* START DATA IN THIS EXERCISE *

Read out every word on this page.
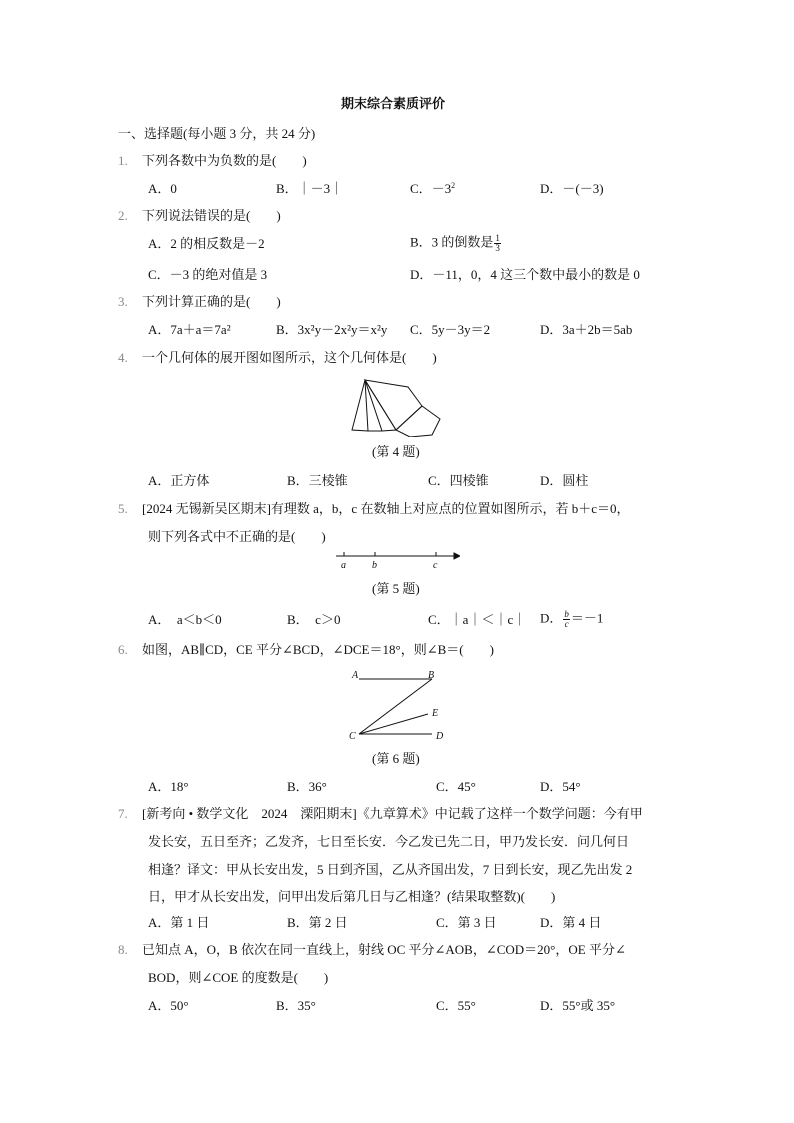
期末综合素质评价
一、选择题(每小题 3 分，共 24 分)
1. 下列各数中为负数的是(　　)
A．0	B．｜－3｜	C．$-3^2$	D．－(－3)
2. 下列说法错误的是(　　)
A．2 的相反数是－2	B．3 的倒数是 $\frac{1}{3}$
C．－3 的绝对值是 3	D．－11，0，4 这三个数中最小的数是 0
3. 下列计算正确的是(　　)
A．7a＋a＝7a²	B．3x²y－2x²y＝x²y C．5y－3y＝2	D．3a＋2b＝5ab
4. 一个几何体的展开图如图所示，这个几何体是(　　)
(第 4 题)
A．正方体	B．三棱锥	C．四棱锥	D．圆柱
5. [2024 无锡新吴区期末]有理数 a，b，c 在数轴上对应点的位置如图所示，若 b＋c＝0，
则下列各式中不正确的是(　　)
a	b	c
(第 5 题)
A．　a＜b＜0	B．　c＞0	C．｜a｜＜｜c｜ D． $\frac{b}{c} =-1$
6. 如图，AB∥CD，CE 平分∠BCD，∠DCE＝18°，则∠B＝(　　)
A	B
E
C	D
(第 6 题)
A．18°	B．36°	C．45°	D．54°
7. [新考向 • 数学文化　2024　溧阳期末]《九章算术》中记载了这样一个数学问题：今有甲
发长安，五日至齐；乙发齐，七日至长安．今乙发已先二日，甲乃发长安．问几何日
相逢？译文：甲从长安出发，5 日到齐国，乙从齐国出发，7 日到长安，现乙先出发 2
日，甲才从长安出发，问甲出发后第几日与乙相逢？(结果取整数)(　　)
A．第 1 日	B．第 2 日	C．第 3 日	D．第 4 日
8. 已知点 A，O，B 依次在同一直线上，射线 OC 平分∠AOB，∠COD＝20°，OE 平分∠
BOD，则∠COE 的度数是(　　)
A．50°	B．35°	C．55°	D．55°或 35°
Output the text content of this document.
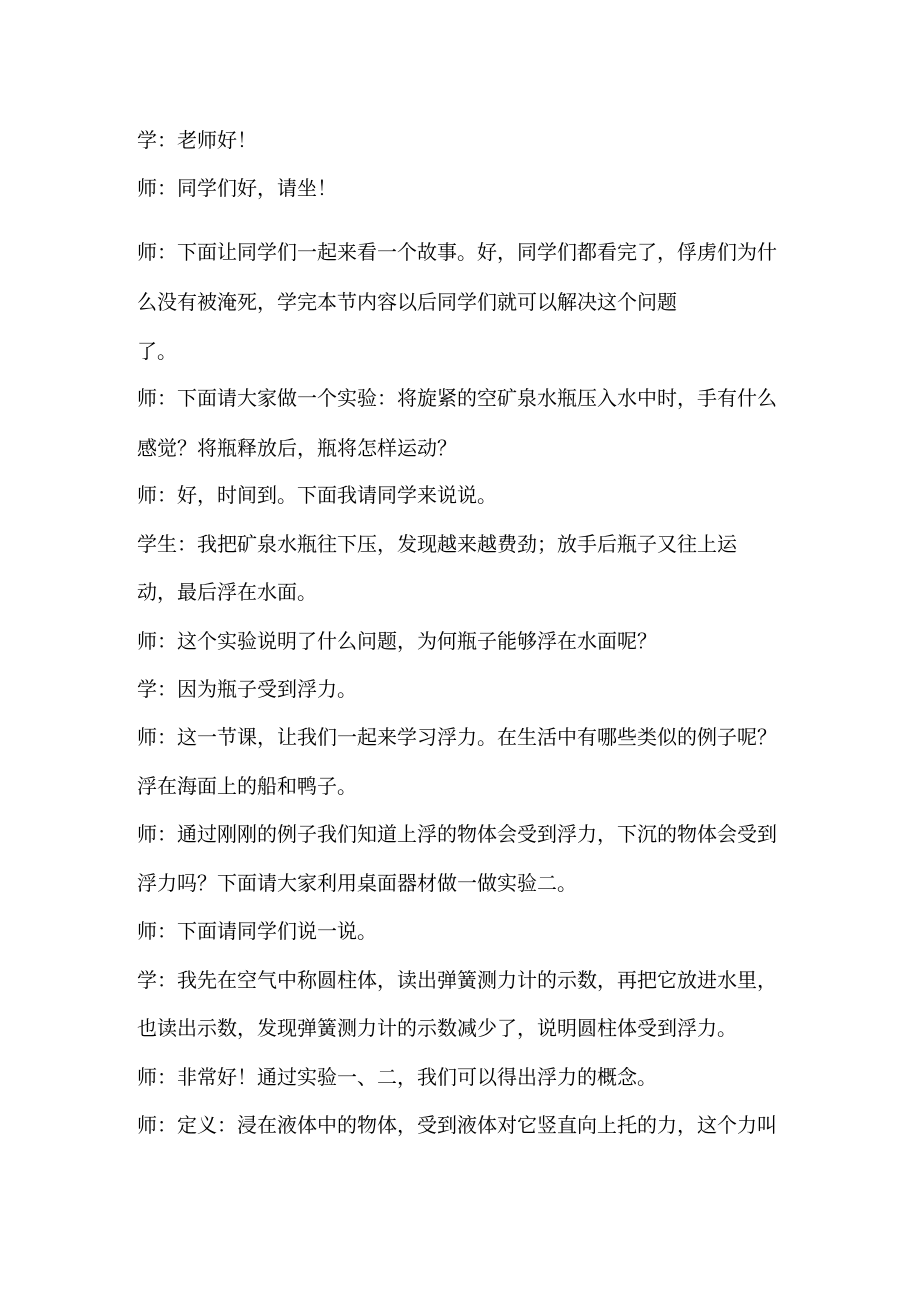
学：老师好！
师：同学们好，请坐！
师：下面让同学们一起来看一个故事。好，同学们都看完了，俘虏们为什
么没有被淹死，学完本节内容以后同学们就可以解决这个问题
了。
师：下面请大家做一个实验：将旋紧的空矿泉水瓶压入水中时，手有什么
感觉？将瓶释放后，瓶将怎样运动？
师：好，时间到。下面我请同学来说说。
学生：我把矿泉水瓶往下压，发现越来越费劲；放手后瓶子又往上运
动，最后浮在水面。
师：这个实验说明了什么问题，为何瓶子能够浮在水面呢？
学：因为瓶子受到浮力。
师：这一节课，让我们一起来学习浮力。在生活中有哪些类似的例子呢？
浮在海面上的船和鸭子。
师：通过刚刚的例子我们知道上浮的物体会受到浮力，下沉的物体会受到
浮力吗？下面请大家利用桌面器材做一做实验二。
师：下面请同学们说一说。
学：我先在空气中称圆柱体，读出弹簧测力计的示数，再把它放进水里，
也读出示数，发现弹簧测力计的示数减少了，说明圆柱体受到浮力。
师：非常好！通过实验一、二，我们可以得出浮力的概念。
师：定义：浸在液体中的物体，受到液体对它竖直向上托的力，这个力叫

* END DATA IN THIS EXERCISE *

- [WORK TO COMPLETE]
Reproduce word for word the lines running from the line with "Output the text content of this document." through the end of the data, both included, and nothing else; leave out the pictures.

- [TASK RESPONSE]
Output the text content of this document.
学：老师好！
师：同学们好，请坐！
师：下面让同学们一起来看一个故事。好，同学们都看完了，俘虏们为什
么没有被淹死，学完本节内容以后同学们就可以解决这个问题
了。
师：下面请大家做一个实验：将旋紧的空矿泉水瓶压入水中时，手有什么
感觉？将瓶释放后，瓶将怎样运动？
师：好，时间到。下面我请同学来说说。
学生：我把矿泉水瓶往下压，发现越来越费劲；放手后瓶子又往上运
动，最后浮在水面。
师：这个实验说明了什么问题，为何瓶子能够浮在水面呢？
学：因为瓶子受到浮力。
师：这一节课，让我们一起来学习浮力。在生活中有哪些类似的例子呢？
浮在海面上的船和鸭子。
师：通过刚刚的例子我们知道上浮的物体会受到浮力，下沉的物体会受到
浮力吗？下面请大家利用桌面器材做一做实验二。
师：下面请同学们说一说。
学：我先在空气中称圆柱体，读出弹簧测力计的示数，再把它放进水里，
也读出示数，发现弹簧测力计的示数减少了，说明圆柱体受到浮力。
师：非常好！通过实验一、二，我们可以得出浮力的概念。
师：定义：浸在液体中的物体，受到液体对它竖直向上托的力，这个力叫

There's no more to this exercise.